** START **

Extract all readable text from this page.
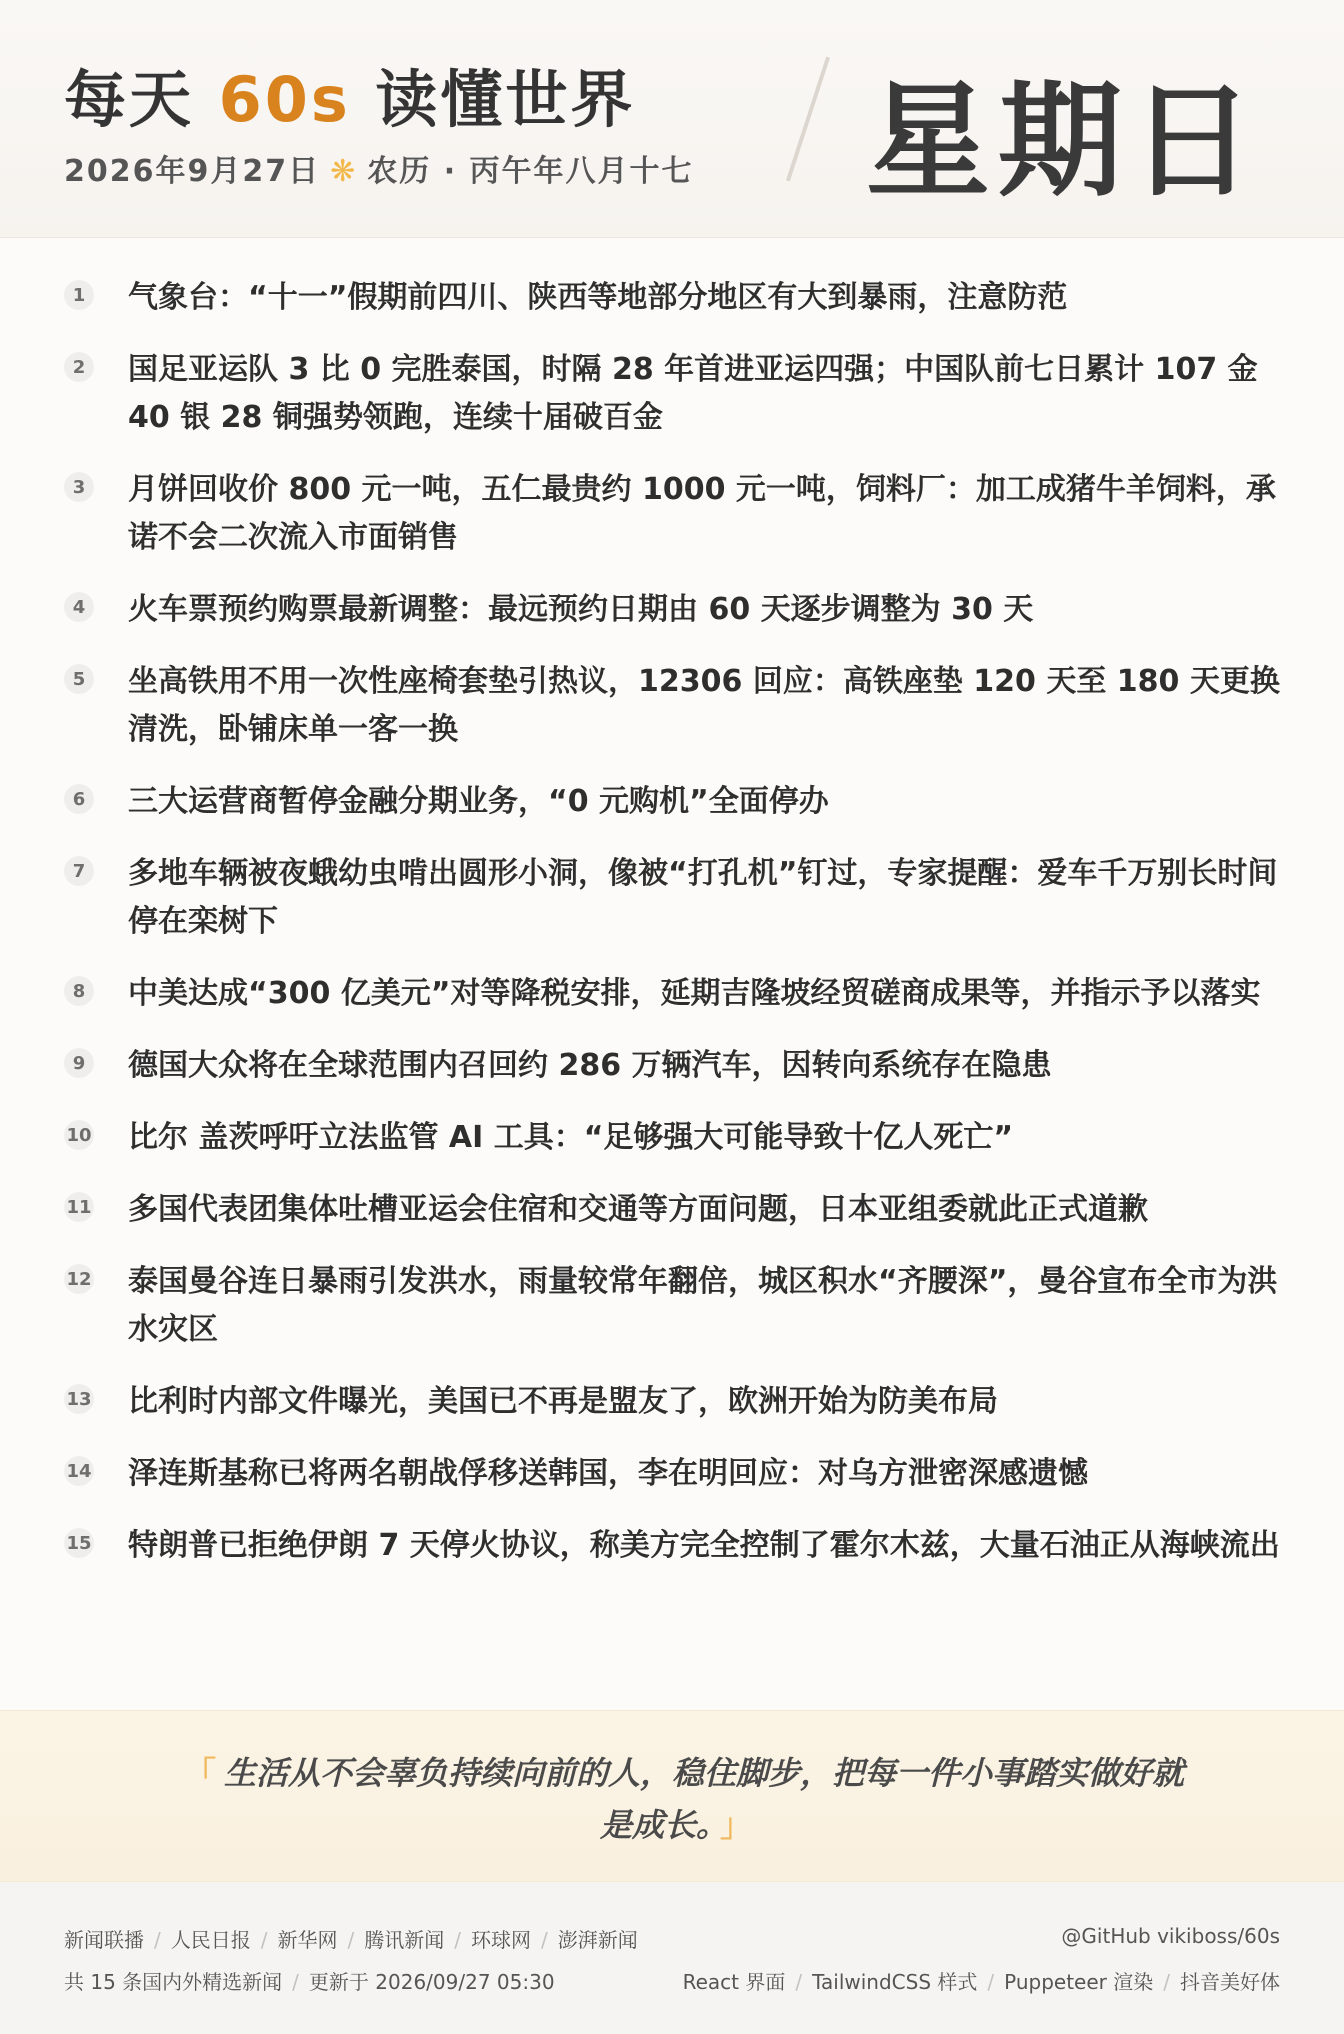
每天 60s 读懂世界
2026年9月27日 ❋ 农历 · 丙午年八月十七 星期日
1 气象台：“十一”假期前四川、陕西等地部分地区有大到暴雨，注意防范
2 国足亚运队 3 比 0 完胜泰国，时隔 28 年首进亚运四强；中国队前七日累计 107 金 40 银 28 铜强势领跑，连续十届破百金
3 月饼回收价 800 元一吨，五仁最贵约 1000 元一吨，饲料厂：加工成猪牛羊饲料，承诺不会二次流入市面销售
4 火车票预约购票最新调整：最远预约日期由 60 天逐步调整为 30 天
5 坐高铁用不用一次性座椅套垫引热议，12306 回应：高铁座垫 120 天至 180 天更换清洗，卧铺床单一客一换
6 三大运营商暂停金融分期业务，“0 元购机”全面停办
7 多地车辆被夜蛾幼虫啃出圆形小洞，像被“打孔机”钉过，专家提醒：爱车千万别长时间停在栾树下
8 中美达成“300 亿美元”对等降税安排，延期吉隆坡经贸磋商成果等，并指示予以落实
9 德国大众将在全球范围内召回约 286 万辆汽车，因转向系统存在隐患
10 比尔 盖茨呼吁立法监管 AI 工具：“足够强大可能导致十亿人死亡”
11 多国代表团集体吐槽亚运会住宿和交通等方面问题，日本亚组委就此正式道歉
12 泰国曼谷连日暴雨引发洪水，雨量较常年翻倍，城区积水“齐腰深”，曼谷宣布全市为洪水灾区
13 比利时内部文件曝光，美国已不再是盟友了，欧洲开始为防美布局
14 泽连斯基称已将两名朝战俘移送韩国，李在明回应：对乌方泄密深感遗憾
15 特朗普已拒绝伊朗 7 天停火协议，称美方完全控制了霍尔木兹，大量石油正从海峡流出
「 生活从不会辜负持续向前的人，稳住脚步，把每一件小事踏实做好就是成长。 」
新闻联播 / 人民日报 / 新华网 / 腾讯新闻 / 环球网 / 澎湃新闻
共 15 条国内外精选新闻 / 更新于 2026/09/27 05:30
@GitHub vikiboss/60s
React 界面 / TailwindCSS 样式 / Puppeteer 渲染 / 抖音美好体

** END **
** START **

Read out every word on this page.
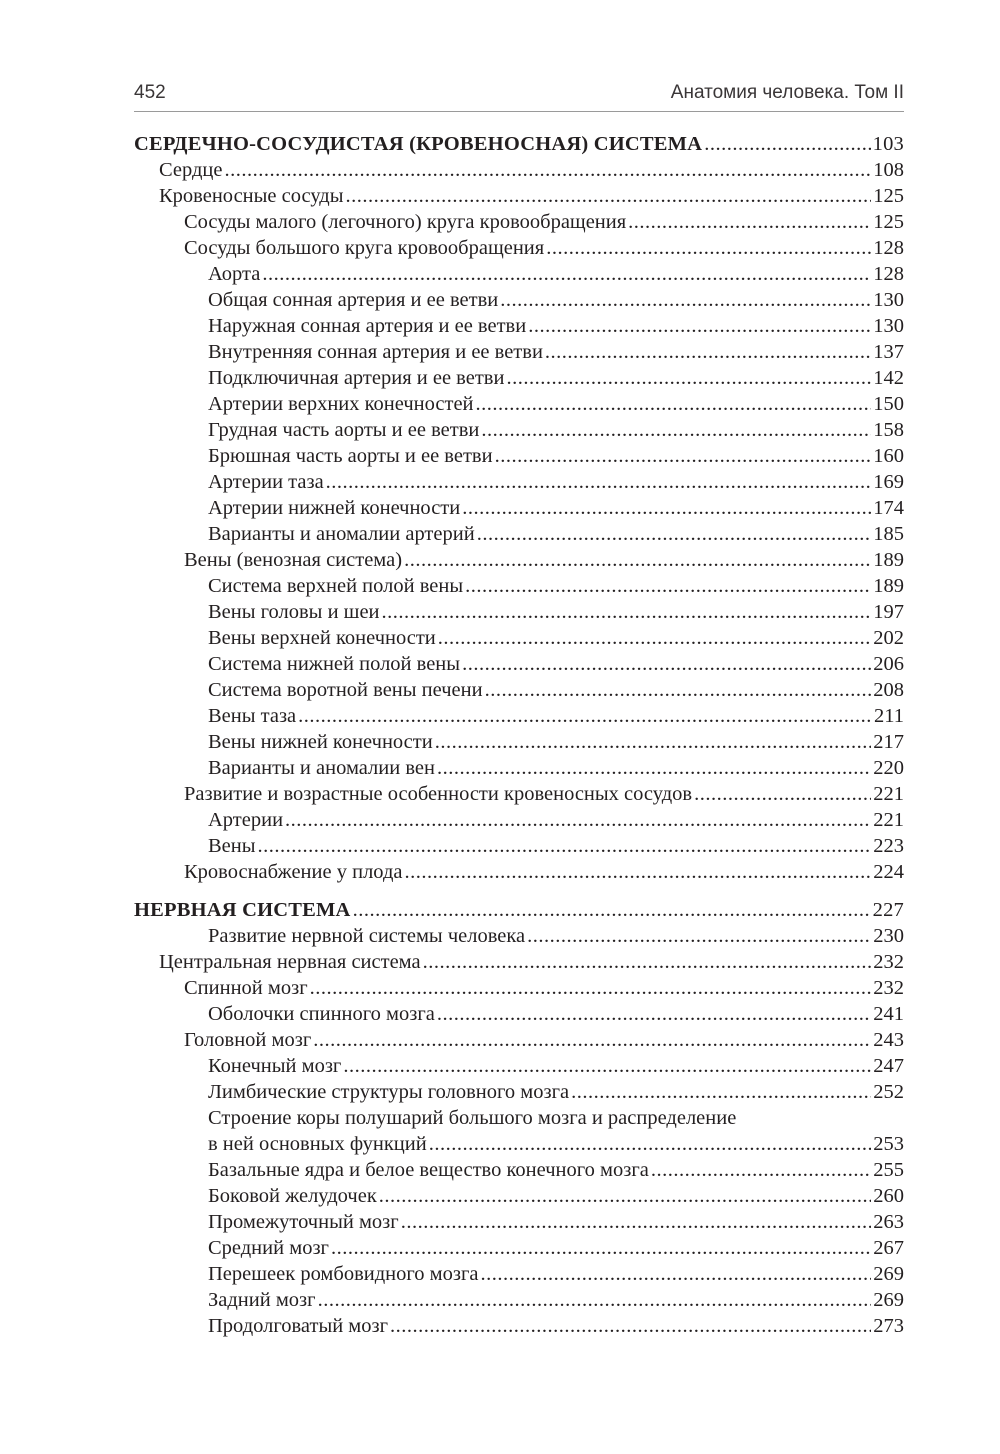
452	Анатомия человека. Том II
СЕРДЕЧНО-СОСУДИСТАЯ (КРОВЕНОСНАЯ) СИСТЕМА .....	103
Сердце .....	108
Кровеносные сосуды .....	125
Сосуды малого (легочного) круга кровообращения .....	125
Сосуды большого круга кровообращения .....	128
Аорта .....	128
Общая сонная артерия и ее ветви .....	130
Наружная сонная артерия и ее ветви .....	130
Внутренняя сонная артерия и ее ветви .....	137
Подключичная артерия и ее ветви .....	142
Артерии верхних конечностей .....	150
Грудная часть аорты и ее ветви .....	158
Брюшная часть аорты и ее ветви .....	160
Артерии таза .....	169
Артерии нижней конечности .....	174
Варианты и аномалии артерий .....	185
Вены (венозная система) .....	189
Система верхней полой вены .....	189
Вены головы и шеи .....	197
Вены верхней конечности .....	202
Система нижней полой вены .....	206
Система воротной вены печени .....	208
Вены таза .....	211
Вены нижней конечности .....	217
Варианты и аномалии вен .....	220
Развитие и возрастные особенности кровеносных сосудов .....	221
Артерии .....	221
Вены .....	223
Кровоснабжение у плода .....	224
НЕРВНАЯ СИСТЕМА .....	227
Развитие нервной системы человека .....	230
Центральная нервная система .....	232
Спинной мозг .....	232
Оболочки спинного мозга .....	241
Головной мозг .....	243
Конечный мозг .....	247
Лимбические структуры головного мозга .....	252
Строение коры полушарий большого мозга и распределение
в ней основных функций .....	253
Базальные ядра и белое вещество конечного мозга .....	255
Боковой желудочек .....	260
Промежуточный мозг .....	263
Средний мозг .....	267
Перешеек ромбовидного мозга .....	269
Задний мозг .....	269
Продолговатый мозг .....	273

** END **

Exercise objective. Locate all lines holding the word "Артерии", then copy them out.

Output.
Артерии верхних конечностей .....	150
Артерии таза .....	169
Артерии нижней конечности .....	174
Артерии .....	221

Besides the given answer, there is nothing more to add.